## TASK TO COMPLETE
Report the number of lines below in which the word "dopingkontroller" occurs. Nothing else is needed.

## EXTRACTED MATERIAL
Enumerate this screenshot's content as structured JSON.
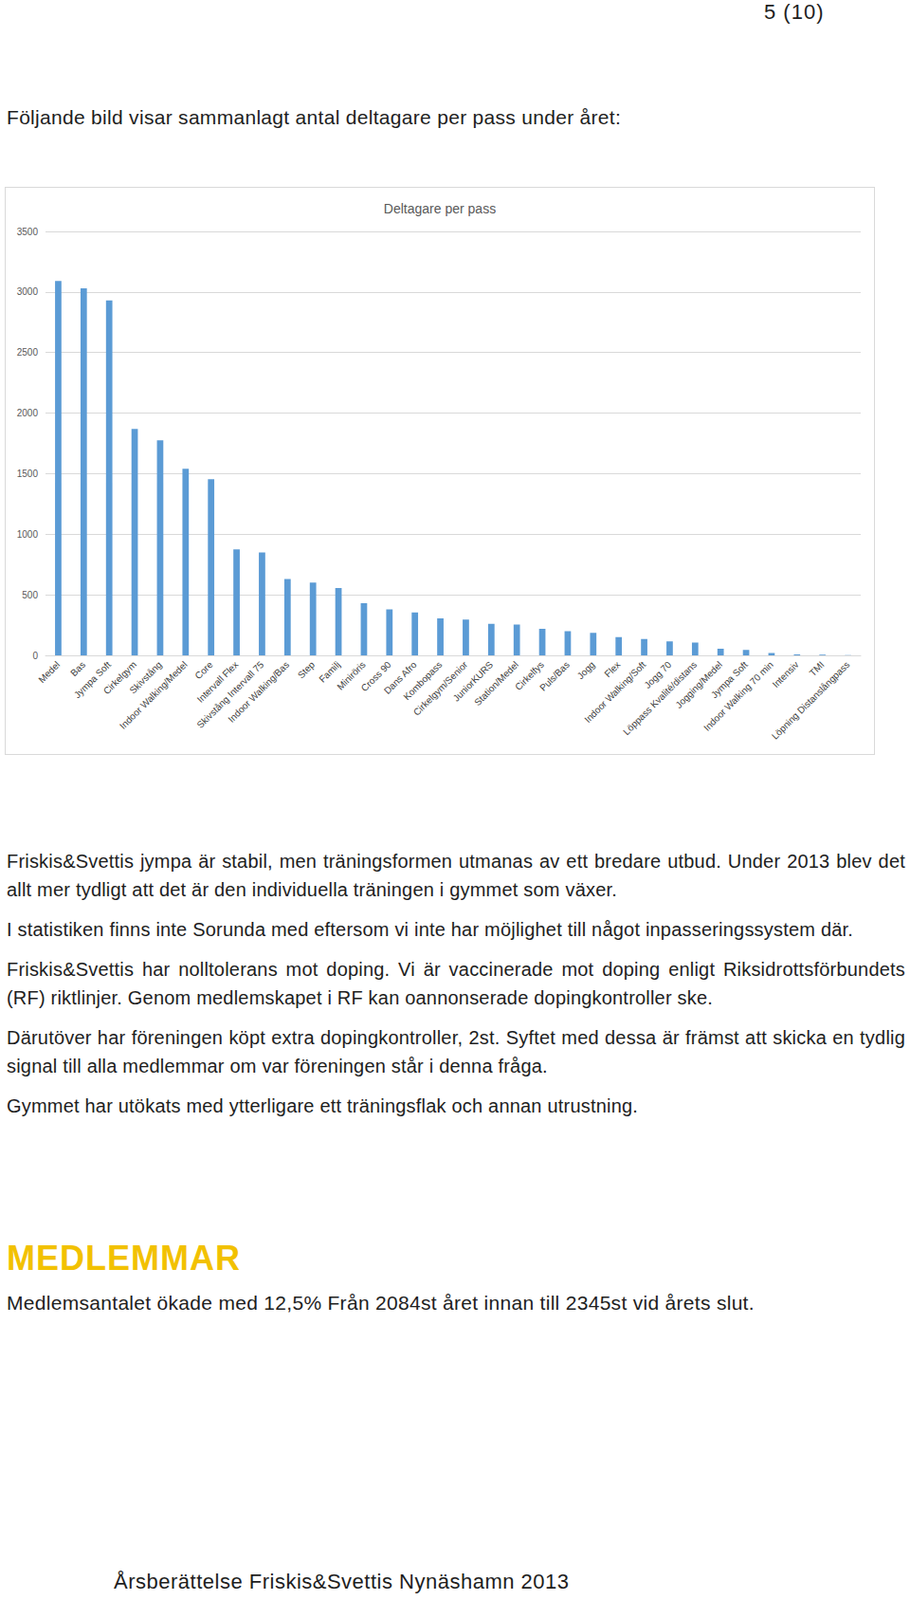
{
  "header": {
    "page": "5 (10)"
  },
  "intro": "Följande bild visar sammanlagt antal deltagare per pass under året:",
  "chart_data": {
    "type": "bar",
    "title": "Deltagare per pass",
    "categories": [
      "Medel",
      "Bas",
      "Jympa Soft",
      "Cirkelgym",
      "Skivstång",
      "Indoor Walking/Medel",
      "Core",
      "Intervall Flex",
      "Skivstång Intervall 75",
      "Indoor Walking/Bas",
      "Step",
      "Familj",
      "Miniröris",
      "Cross 90",
      "Dans Afro",
      "Kombopass",
      "Cirkelgym/Senior",
      "JuniorKURS",
      "Station/Medel",
      "Cirkelfys",
      "Puls/Bas",
      "Jogg",
      "Flex",
      "Indoor Walking/Soft",
      "Jogg 70",
      "Löppass Kvalité/distans",
      "Jogging/Medel",
      "Jympa Soft",
      "Indoor Walking 70 min",
      "Intensiv",
      "TMI",
      "Löpning Distanslångpass"
    ],
    "values": [
      3090,
      3030,
      2930,
      1870,
      1775,
      1540,
      1455,
      875,
      850,
      630,
      600,
      555,
      430,
      380,
      355,
      305,
      295,
      260,
      255,
      220,
      200,
      185,
      150,
      135,
      115,
      105,
      55,
      45,
      20,
      8,
      5,
      2
    ],
    "color": "#5b9bd5",
    "ylim": [
      0,
      3500
    ],
    "yticks": [
      0,
      500,
      1000,
      1500,
      2000,
      2500,
      3000,
      3500
    ],
    "grid": true
  },
  "paragraphs": [
    "Friskis&Svettis jympa är stabil, men träningsformen utmanas av ett bredare utbud. Under 2013 blev det allt mer tydligt att det är den individuella träningen i gymmet som växer.",
    "I statistiken finns inte Sorunda med eftersom vi inte har möjlighet till något inpasseringssystem där.",
    "Friskis&Svettis har nolltolerans mot doping. Vi är vaccinerade mot doping enligt Riksidrottsförbundets (RF) riktlinjer. Genom medlemskapet i RF kan oannonserade dopingkontroller ske.",
    "Därutöver har föreningen köpt extra dopingkontroller, 2st. Syftet med dessa är främst att skicka en tydlig signal till alla medlemmar om var föreningen står i denna fråga.",
    "Gymmet har utökats med ytterligare ett träningsflak och annan utrustning."
  ],
  "section": {
    "heading": "MEDLEMMAR",
    "text": "Medlemsantalet ökade med 12,5% Från 2084st året innan till 2345st vid årets slut."
  },
  "footer": "Årsberättelse Friskis&Svettis Nynäshamn 2013"
}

## EXERCISE RESPONSE
2